*PROBLEM TO WORK ON*.
Print the entries that appear below, exactly as written and without their pictures.

*DATA PROVIDED*.
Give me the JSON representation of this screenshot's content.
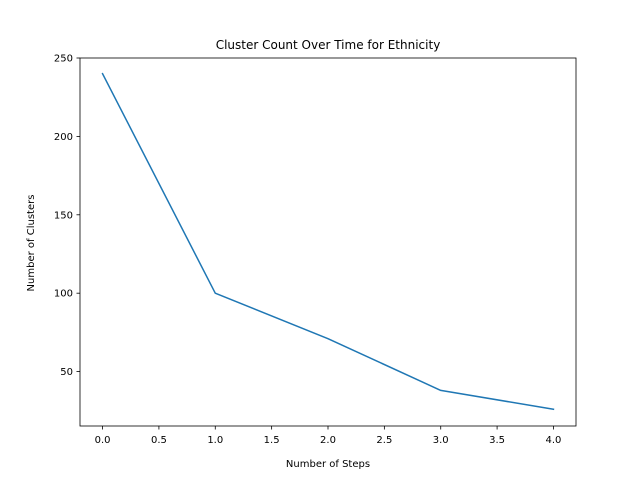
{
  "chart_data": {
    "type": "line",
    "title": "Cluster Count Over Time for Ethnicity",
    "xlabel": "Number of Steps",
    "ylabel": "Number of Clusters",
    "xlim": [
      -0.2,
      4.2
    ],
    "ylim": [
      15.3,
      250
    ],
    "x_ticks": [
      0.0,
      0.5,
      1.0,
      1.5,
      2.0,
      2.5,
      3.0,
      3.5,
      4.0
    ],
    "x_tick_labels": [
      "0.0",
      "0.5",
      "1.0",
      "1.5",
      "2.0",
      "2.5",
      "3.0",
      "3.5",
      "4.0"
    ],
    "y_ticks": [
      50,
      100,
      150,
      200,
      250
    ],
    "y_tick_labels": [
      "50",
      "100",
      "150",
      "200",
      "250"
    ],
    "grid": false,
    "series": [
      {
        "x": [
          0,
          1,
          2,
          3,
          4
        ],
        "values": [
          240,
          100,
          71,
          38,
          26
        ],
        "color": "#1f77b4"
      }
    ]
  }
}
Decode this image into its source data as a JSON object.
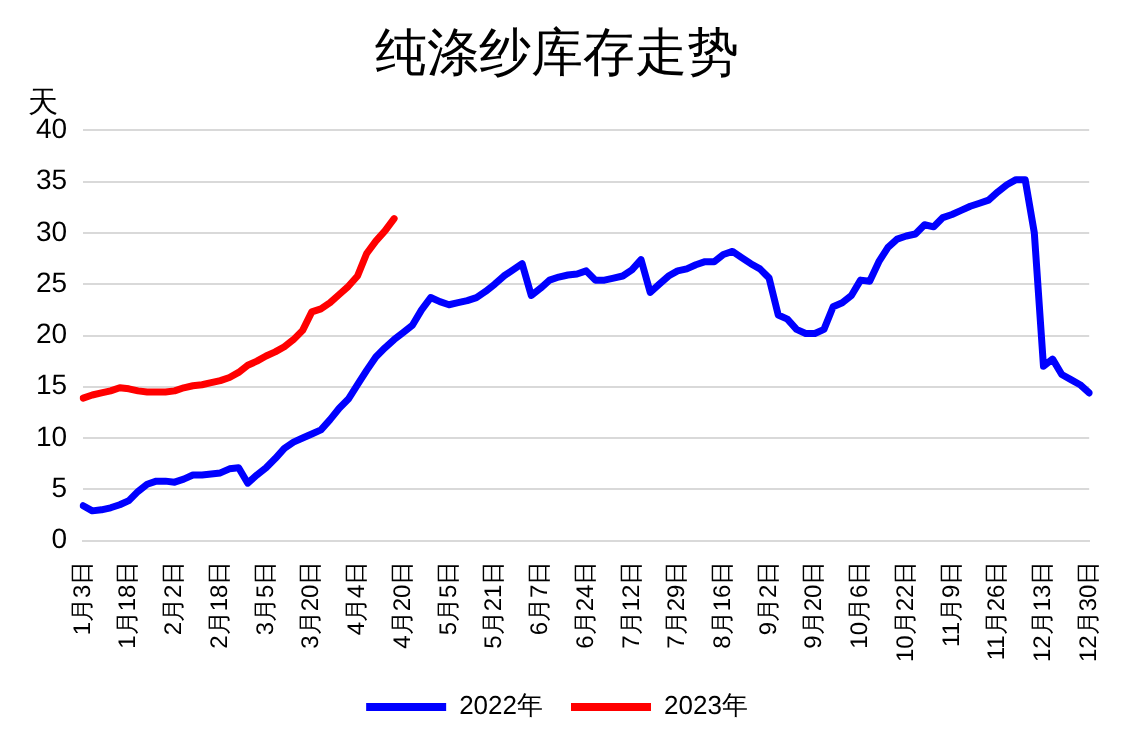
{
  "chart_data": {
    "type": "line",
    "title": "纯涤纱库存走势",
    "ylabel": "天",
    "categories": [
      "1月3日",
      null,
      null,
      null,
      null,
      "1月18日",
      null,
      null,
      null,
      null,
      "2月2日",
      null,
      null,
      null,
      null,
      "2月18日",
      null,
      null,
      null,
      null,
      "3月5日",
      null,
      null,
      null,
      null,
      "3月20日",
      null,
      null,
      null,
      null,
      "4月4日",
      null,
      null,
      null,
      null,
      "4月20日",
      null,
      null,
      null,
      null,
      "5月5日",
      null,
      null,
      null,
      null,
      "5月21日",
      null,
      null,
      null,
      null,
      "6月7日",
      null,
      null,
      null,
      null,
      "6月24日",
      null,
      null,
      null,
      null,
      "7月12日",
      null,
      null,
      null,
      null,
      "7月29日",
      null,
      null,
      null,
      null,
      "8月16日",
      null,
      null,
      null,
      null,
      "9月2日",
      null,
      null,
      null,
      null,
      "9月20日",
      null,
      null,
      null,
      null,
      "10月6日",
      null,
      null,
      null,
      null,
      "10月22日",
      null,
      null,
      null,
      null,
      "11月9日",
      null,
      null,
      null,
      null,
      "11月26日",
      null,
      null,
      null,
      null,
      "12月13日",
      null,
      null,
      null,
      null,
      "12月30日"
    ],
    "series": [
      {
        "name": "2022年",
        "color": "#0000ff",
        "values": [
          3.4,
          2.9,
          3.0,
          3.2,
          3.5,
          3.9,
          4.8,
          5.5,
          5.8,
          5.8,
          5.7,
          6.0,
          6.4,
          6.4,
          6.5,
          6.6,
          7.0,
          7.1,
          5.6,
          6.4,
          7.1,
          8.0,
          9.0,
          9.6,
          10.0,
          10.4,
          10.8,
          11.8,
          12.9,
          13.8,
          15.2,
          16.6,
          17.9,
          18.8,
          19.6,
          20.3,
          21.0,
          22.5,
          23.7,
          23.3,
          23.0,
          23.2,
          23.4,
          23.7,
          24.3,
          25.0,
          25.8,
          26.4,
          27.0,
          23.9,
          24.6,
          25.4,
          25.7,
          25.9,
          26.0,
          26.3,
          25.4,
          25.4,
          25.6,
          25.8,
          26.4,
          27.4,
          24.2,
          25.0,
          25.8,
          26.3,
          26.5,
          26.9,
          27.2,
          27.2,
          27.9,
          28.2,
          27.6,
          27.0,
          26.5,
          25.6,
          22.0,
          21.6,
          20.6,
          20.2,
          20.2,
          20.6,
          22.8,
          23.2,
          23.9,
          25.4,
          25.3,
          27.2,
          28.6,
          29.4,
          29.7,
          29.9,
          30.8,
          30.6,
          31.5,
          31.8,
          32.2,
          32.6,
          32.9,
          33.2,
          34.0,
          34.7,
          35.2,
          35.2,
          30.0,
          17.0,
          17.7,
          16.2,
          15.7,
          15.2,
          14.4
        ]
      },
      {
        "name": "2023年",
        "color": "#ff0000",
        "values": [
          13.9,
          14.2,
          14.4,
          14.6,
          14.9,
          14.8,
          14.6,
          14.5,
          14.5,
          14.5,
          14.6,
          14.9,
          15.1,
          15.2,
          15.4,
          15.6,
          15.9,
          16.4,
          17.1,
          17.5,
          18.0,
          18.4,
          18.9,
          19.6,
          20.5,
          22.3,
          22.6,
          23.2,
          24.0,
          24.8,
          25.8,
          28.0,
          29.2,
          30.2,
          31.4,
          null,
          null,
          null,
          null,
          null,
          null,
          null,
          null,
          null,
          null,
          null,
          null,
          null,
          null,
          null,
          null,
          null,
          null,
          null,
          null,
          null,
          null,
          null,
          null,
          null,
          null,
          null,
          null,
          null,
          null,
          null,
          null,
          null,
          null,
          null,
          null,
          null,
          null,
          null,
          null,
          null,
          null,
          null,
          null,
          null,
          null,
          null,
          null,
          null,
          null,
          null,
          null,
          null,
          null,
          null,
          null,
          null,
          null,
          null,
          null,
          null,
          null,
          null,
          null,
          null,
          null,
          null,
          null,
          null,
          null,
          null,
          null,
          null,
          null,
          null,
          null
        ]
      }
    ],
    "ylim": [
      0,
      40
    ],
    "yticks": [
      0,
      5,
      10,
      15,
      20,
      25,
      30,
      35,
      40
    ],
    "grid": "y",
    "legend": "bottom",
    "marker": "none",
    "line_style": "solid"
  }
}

*SOLUTION FOR THIS PROBLEM*.
Give me the JSON representation of this screenshot's content.
{
  "chart_data": {
    "type": "line",
    "title": "Cluster Count Over Time for Ethnicity",
    "xlabel": "Number of Steps",
    "ylabel": "Number of Clusters",
    "xlim": [
      -0.2,
      4.2
    ],
    "ylim": [
      15.3,
      250
    ],
    "x_ticks": [
      0.0,
      0.5,
      1.0,
      1.5,
      2.0,
      2.5,
      3.0,
      3.5,
      4.0
    ],
    "x_tick_labels": [
      "0.0",
      "0.5",
      "1.0",
      "1.5",
      "2.0",
      "2.5",
      "3.0",
      "3.5",
      "4.0"
    ],
    "y_ticks": [
      50,
      100,
      150,
      200,
      250
    ],
    "y_tick_labels": [
      "50",
      "100",
      "150",
      "200",
      "250"
    ],
    "grid": false,
    "series": [
      {
        "x": [
          0,
          1,
          2,
          3,
          4
        ],
        "values": [
          240,
          100,
          71,
          38,
          26
        ],
        "color": "#1f77b4"
      }
    ]
  }
}
Decode this image into its source data as a JSON object.
{
  "chart_data": {
    "type": "line",
    "title": "纯涤纱库存走势",
    "ylabel": "天",
    "categories": [
      "1月3日",
      null,
      null,
      null,
      null,
      "1月18日",
      null,
      null,
      null,
      null,
      "2月2日",
      null,
      null,
      null,
      null,
      "2月18日",
      null,
      null,
      null,
      null,
      "3月5日",
      null,
      null,
      null,
      null,
      "3月20日",
      null,
      null,
      null,
      null,
      "4月4日",
      null,
      null,
      null,
      null,
      "4月20日",
      null,
      null,
      null,
      null,
      "5月5日",
      null,
      null,
      null,
      null,
      "5月21日",
      null,
      null,
      null,
      null,
      "6月7日",
      null,
      null,
      null,
      null,
      "6月24日",
      null,
      null,
      null,
      null,
      "7月12日",
      null,
      null,
      null,
      null,
      "7月29日",
      null,
      null,
      null,
      null,
      "8月16日",
      null,
      null,
      null,
      null,
      "9月2日",
      null,
      null,
      null,
      null,
      "9月20日",
      null,
      null,
      null,
      null,
      "10月6日",
      null,
      null,
      null,
      null,
      "10月22日",
      null,
      null,
      null,
      null,
      "11月9日",
      null,
      null,
      null,
      null,
      "11月26日",
      null,
      null,
      null,
      null,
      "12月13日",
      null,
      null,
      null,
      null,
      "12月30日"
    ],
    "series": [
      {
        "name": "2022年",
        "color": "#0000ff",
        "values": [
          3.4,
          2.9,
          3.0,
          3.2,
          3.5,
          3.9,
          4.8,
          5.5,
          5.8,
          5.8,
          5.7,
          6.0,
          6.4,
          6.4,
          6.5,
          6.6,
          7.0,
          7.1,
          5.6,
          6.4,
          7.1,
          8.0,
          9.0,
          9.6,
          10.0,
          10.4,
          10.8,
          11.8,
          12.9,
          13.8,
          15.2,
          16.6,
          17.9,
          18.8,
          19.6,
          20.3,
          21.0,
          22.5,
          23.7,
          23.3,
          23.0,
          23.2,
          23.4,
          23.7,
          24.3,
          25.0,
          25.8,
          26.4,
          27.0,
          23.9,
          24.6,
          25.4,
          25.7,
          25.9,
          26.0,
          26.3,
          25.4,
          25.4,
          25.6,
          25.8,
          26.4,
          27.4,
          24.2,
          25.0,
          25.8,
          26.3,
          26.5,
          26.9,
          27.2,
          27.2,
          27.9,
          28.2,
          27.6,
          27.0,
          26.5,
          25.6,
          22.0,
          21.6,
          20.6,
          20.2,
          20.2,
          20.6,
          22.8,
          23.2,
          23.9,
          25.4,
          25.3,
          27.2,
          28.6,
          29.4,
          29.7,
          29.9,
          30.8,
          30.6,
          31.5,
          31.8,
          32.2,
          32.6,
          32.9,
          33.2,
          34.0,
          34.7,
          35.2,
          35.2,
          30.0,
          17.0,
          17.7,
          16.2,
          15.7,
          15.2,
          14.4
        ]
      },
      {
        "name": "2023年",
        "color": "#ff0000",
        "values": [
          13.9,
          14.2,
          14.4,
          14.6,
          14.9,
          14.8,
          14.6,
          14.5,
          14.5,
          14.5,
          14.6,
          14.9,
          15.1,
          15.2,
          15.4,
          15.6,
          15.9,
          16.4,
          17.1,
          17.5,
          18.0,
          18.4,
          18.9,
          19.6,
          20.5,
          22.3,
          22.6,
          23.2,
          24.0,
          24.8,
          25.8,
          28.0,
          29.2,
          30.2,
          31.4,
          null,
          null,
          null,
          null,
          null,
          null,
          null,
          null,
          null,
          null,
          null,
          null,
          null,
          null,
          null,
          null,
          null,
          null,
          null,
          null,
          null,
          null,
          null,
          null,
          null,
          null,
          null,
          null,
          null,
          null,
          null,
          null,
          null,
          null,
          null,
          null,
          null,
          null,
          null,
          null,
          null,
          null,
          null,
          null,
          null,
          null,
          null,
          null,
          null,
          null,
          null,
          null,
          null,
          null,
          null,
          null,
          null,
          null,
          null,
          null,
          null,
          null,
          null,
          null,
          null,
          null,
          null,
          null,
          null,
          null,
          null,
          null,
          null,
          null,
          null,
          null
        ]
      }
    ],
    "ylim": [
      0,
      40
    ],
    "yticks": [
      0,
      5,
      10,
      15,
      20,
      25,
      30,
      35,
      40
    ],
    "grid": "y",
    "legend": "bottom",
    "marker": "none",
    "line_style": "solid"
  }
}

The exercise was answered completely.